(Dataset records)

## BEGIN

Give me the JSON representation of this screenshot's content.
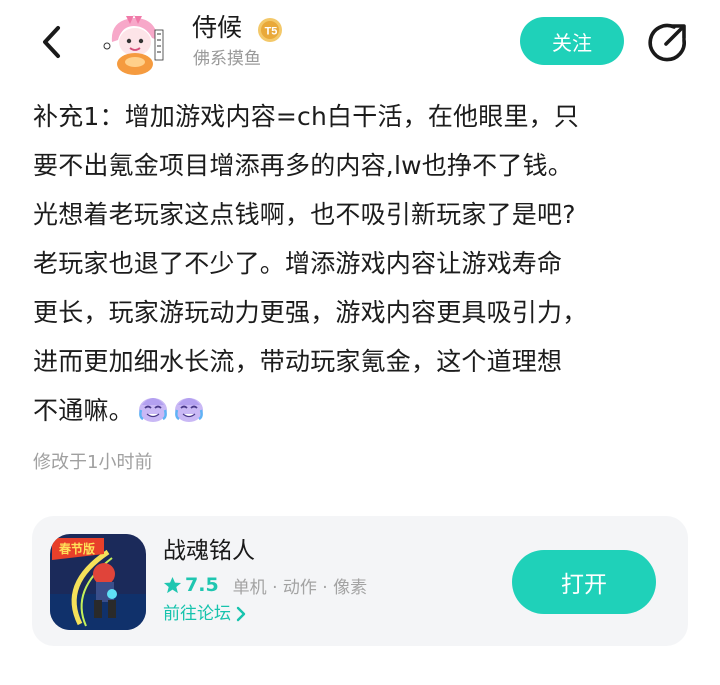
{
  "header": {
    "username": "侍候",
    "level_badge": "T5",
    "subtitle": "佛系摸鱼",
    "follow_label": "关注"
  },
  "post": {
    "lines": [
      "补充1：增加游戏内容=ch白干活，在他眼里，只",
      "要不出氪金项目增添再多的内容,lw也挣不了钱。",
      "光想着老玩家这点钱啊，也不吸引新玩家了是吧?",
      "老玩家也退了不少了。增添游戏内容让游戏寿命",
      "更长，玩家游玩动力更强，游戏内容更具吸引力，",
      "进而更加细水长流，带动玩家氪金，这个道理想",
      "不通嘛。"
    ],
    "emojis": [
      "crying-laughing-emoji",
      "crying-laughing-emoji"
    ],
    "modified": "修改于1小时前"
  },
  "game_card": {
    "title": "战魂铭人",
    "icon_badge": "春节版",
    "rating": "7.5",
    "tags": "单机 · 动作 · 像素",
    "forum_link": "前往论坛",
    "open_label": "打开"
  },
  "colors": {
    "accent": "#1fd1b9",
    "accent_text": "#17c3ad",
    "card_bg": "#f4f5f7",
    "muted": "#a0a0a0"
  }
}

## END

_WORK TO BE COMPLETED:_ Determine how many lines include the string "laughing". Give no answer but the number.

_EXERCISE ANSWER:_ 2